** Start of Listed entries **

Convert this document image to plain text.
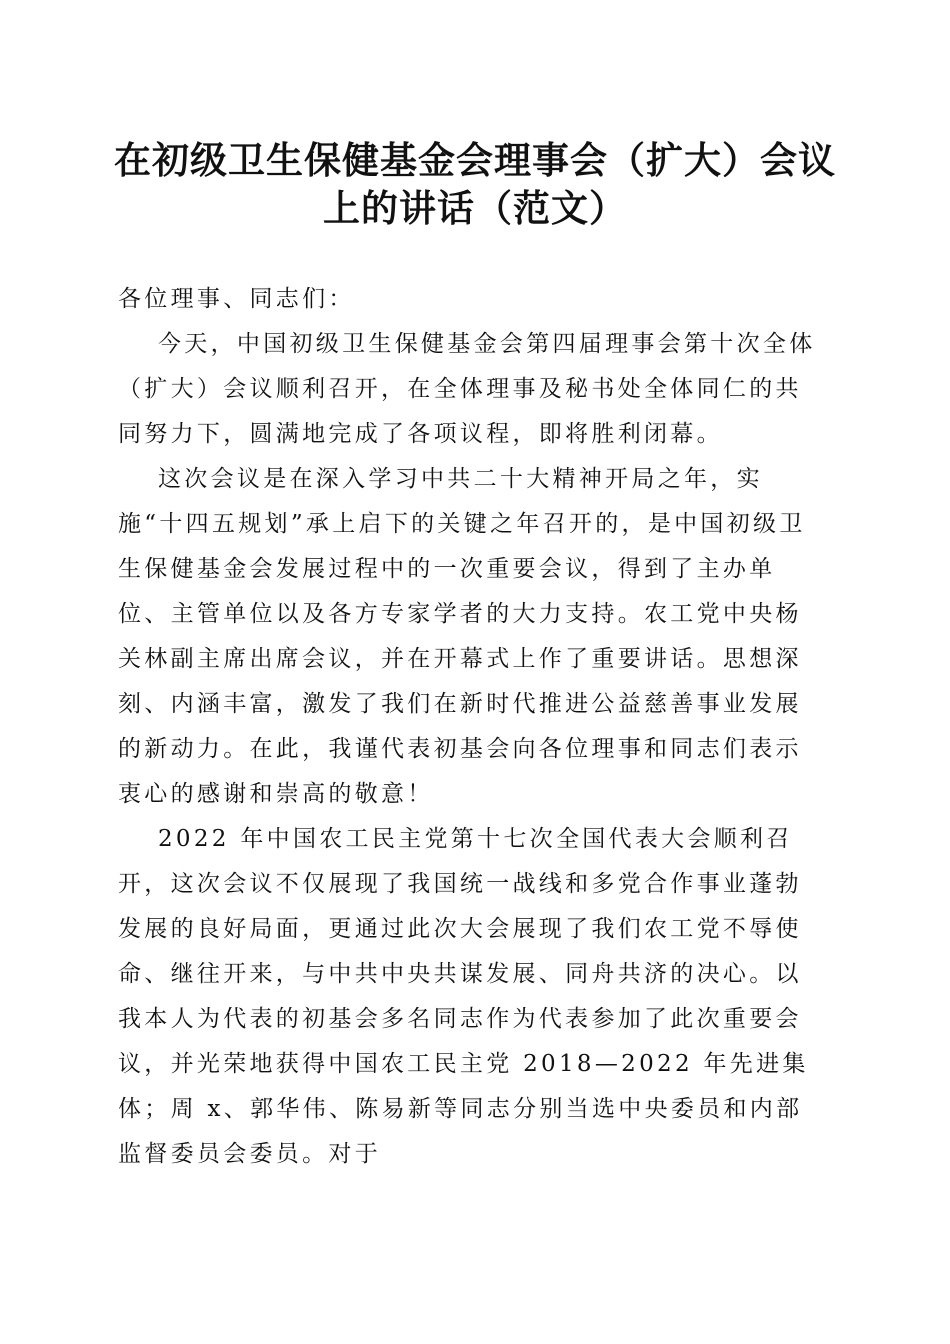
在初级卫生保健基金会理事会（扩大）会议上的讲话（范文）

各位理事、同志们：

今天，中国初级卫生保健基金会第四届理事会第十次全体（扩大）会议顺利召开，在全体理事及秘书处全体同仁的共同努力下，圆满地完成了各项议程，即将胜利闭幕。

这次会议是在深入学习中共二十大精神开局之年，实施“十四五规划”承上启下的关键之年召开的，是中国初级卫生保健基金会发展过程中的一次重要会议，得到了主办单位、主管单位以及各方专家学者的大力支持。农工党中央杨关林副主席出席会议，并在开幕式上作了重要讲话。思想深刻、内涵丰富，激发了我们在新时代推进公益慈善事业发展的新动力。在此，我谨代表初基会向各位理事和同志们表示衷心的感谢和崇高的敬意！

2022 年中国农工民主党第十七次全国代表大会顺利召开，这次会议不仅展现了我国统一战线和多党合作事业蓬勃发展的良好局面，更通过此次大会展现了我们农工党不辱使命、继往开来，与中共中央共谋发展、同舟共济的决心。以我本人为代表的初基会多名同志作为代表参加了此次重要会议，并光荣地获得中国农工民主党 2018—2022 年先进集体；周 x、郭华伟、陈易新等同志分别当选中央委员和内部监督委员会委员。对于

** End of Listed entries **

What is being asked: Output the entries above exactly, without their pictures.

Correct answer:
Convert this document image to plain text.
在初级卫生保健基金会理事会（扩大）会议上的讲话（范文）

各位理事、同志们：

今天，中国初级卫生保健基金会第四届理事会第十次全体（扩大）会议顺利召开，在全体理事及秘书处全体同仁的共同努力下，圆满地完成了各项议程，即将胜利闭幕。

这次会议是在深入学习中共二十大精神开局之年，实施“十四五规划”承上启下的关键之年召开的，是中国初级卫生保健基金会发展过程中的一次重要会议，得到了主办单位、主管单位以及各方专家学者的大力支持。农工党中央杨关林副主席出席会议，并在开幕式上作了重要讲话。思想深刻、内涵丰富，激发了我们在新时代推进公益慈善事业发展的新动力。在此，我谨代表初基会向各位理事和同志们表示衷心的感谢和崇高的敬意！

2022 年中国农工民主党第十七次全国代表大会顺利召开，这次会议不仅展现了我国统一战线和多党合作事业蓬勃发展的良好局面，更通过此次大会展现了我们农工党不辱使命、继往开来，与中共中央共谋发展、同舟共济的决心。以我本人为代表的初基会多名同志作为代表参加了此次重要会议，并光荣地获得中国农工民主党 2018—2022 年先进集体；周 x、郭华伟、陈易新等同志分别当选中央委员和内部监督委员会委员。对于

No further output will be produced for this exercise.